» To be done:
Produce a word-for-word copy of the listing below without its pictures.

--

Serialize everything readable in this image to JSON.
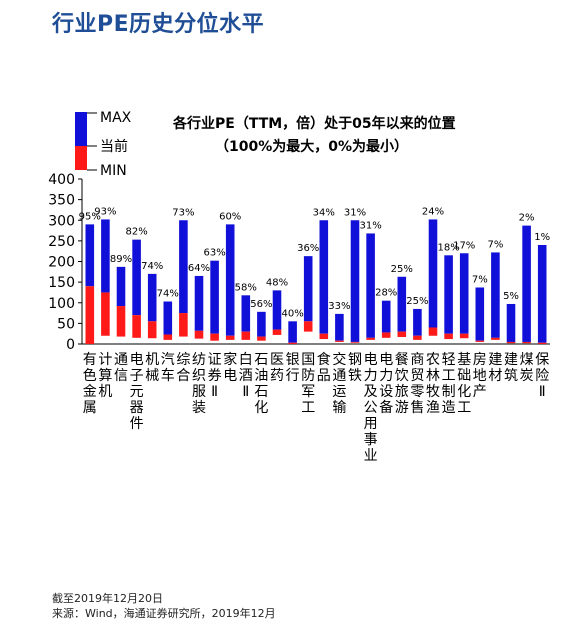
{
  "page": {
    "title": "行业PE历史分位水平",
    "note_date": "截至2019年12月20日",
    "note_source": "来源：Wind，海通证券研究所，2019年12月"
  },
  "colors": {
    "max": "#1010d8",
    "current": "#ff1a1a"
  },
  "chart_data": {
    "type": "bar",
    "title_line1": "各行业PE（TTM，倍）处于05年以来的位置",
    "title_line2": "（100%为最大，0%为最小）",
    "legend": [
      "MAX",
      "当前",
      "MIN"
    ],
    "ylim": [
      0,
      400
    ],
    "yticks": [
      0,
      50,
      100,
      150,
      200,
      250,
      300,
      350,
      400
    ],
    "categories": [
      "有色金属",
      "计算机",
      "通信",
      "电子元器件",
      "机械",
      "汽车",
      "综合",
      "纺织服装",
      "证券Ⅱ",
      "家电",
      "白酒Ⅱ",
      "石油石化",
      "医药",
      "银行",
      "国防军工",
      "食品",
      "交通运输",
      "钢铁",
      "电力及公用事业",
      "电力设备",
      "餐饮旅游",
      "商贸零售",
      "农林牧渔",
      "轻工制造",
      "基础化工",
      "房地产",
      "建材",
      "建筑",
      "煤炭",
      "保险Ⅱ"
    ],
    "max": [
      290,
      302,
      187,
      253,
      170,
      103,
      300,
      165,
      202,
      290,
      118,
      78,
      130,
      55,
      213,
      300,
      73,
      300,
      268,
      105,
      163,
      85,
      302,
      215,
      220,
      137,
      222,
      97,
      287,
      240
    ],
    "current": [
      140,
      125,
      92,
      70,
      55,
      23,
      75,
      32,
      25,
      20,
      30,
      18,
      35,
      3,
      55,
      25,
      8,
      5,
      15,
      28,
      30,
      20,
      40,
      25,
      25,
      8,
      15,
      5,
      5,
      3
    ],
    "min": [
      0,
      20,
      18,
      15,
      14,
      10,
      18,
      13,
      8,
      10,
      10,
      8,
      22,
      0,
      30,
      12,
      5,
      3,
      10,
      15,
      17,
      10,
      20,
      12,
      14,
      5,
      10,
      2,
      2,
      0
    ],
    "percentiles": [
      "95%",
      "93%",
      "89%",
      "82%",
      "74%",
      "74%",
      "73%",
      "64%",
      "63%",
      "60%",
      "58%",
      "56%",
      "48%",
      "40%",
      "36%",
      "34%",
      "33%",
      "31%",
      "31%",
      "28%",
      "25%",
      "25%",
      "24%",
      "18%",
      "17%",
      "7%",
      "7%",
      "5%",
      "2%",
      "1%"
    ]
  }
}
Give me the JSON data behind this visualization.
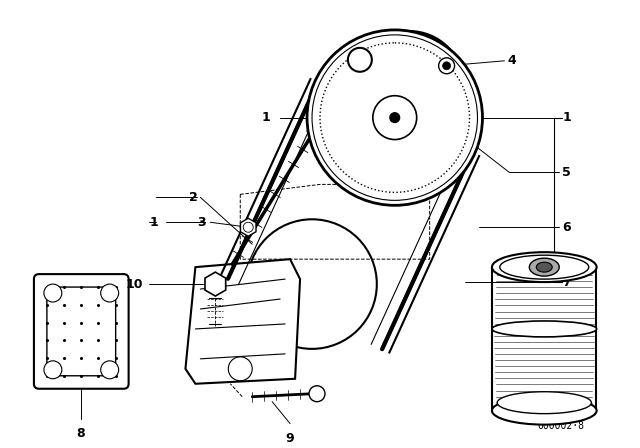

--

» Reply to the task:
Serialize everything readable in this image to JSON.
{
  "page": {
    "title": "行业PE历史分位水平",
    "note_date": "截至2019年12月20日",
    "note_source": "来源：Wind，海通证券研究所，2019年12月"
  },
  "colors": {
    "max": "#1010d8",
    "current": "#ff1a1a"
  },
  "chart_data": {
    "type": "bar",
    "title_line1": "各行业PE（TTM，倍）处于05年以来的位置",
    "title_line2": "（100%为最大，0%为最小）",
    "legend": [
      "MAX",
      "当前",
      "MIN"
    ],
    "ylim": [
      0,
      400
    ],
    "yticks": [
      0,
      50,
      100,
      150,
      200,
      250,
      300,
      350,
      400
    ],
    "categories": [
      "有色金属",
      "计算机",
      "通信",
      "电子元器件",
      "机械",
      "汽车",
      "综合",
      "纺织服装",
      "证券Ⅱ",
      "家电",
      "白酒Ⅱ",
      "石油石化",
      "医药",
      "银行",
      "国防军工",
      "食品",
      "交通运输",
      "钢铁",
      "电力及公用事业",
      "电力设备",
      "餐饮旅游",
      "商贸零售",
      "农林牧渔",
      "轻工制造",
      "基础化工",
      "房地产",
      "建材",
      "建筑",
      "煤炭",
      "保险Ⅱ"
    ],
    "max": [
      290,
      302,
      187,
      253,
      170,
      103,
      300,
      165,
      202,
      290,
      118,
      78,
      130,
      55,
      213,
      300,
      73,
      300,
      268,
      105,
      163,
      85,
      302,
      215,
      220,
      137,
      222,
      97,
      287,
      240
    ],
    "current": [
      140,
      125,
      92,
      70,
      55,
      23,
      75,
      32,
      25,
      20,
      30,
      18,
      35,
      3,
      55,
      25,
      8,
      5,
      15,
      28,
      30,
      20,
      40,
      25,
      25,
      8,
      15,
      5,
      5,
      3
    ],
    "min": [
      0,
      20,
      18,
      15,
      14,
      10,
      18,
      13,
      8,
      10,
      10,
      8,
      22,
      0,
      30,
      12,
      5,
      3,
      10,
      15,
      17,
      10,
      20,
      12,
      14,
      5,
      10,
      2,
      2,
      0
    ],
    "percentiles": [
      "95%",
      "93%",
      "89%",
      "82%",
      "74%",
      "74%",
      "73%",
      "64%",
      "63%",
      "60%",
      "58%",
      "56%",
      "48%",
      "40%",
      "36%",
      "34%",
      "33%",
      "31%",
      "31%",
      "28%",
      "25%",
      "25%",
      "24%",
      "18%",
      "17%",
      "7%",
      "7%",
      "5%",
      "2%",
      "1%"
    ]
  }
}
Give me the JSON data behind this visualization.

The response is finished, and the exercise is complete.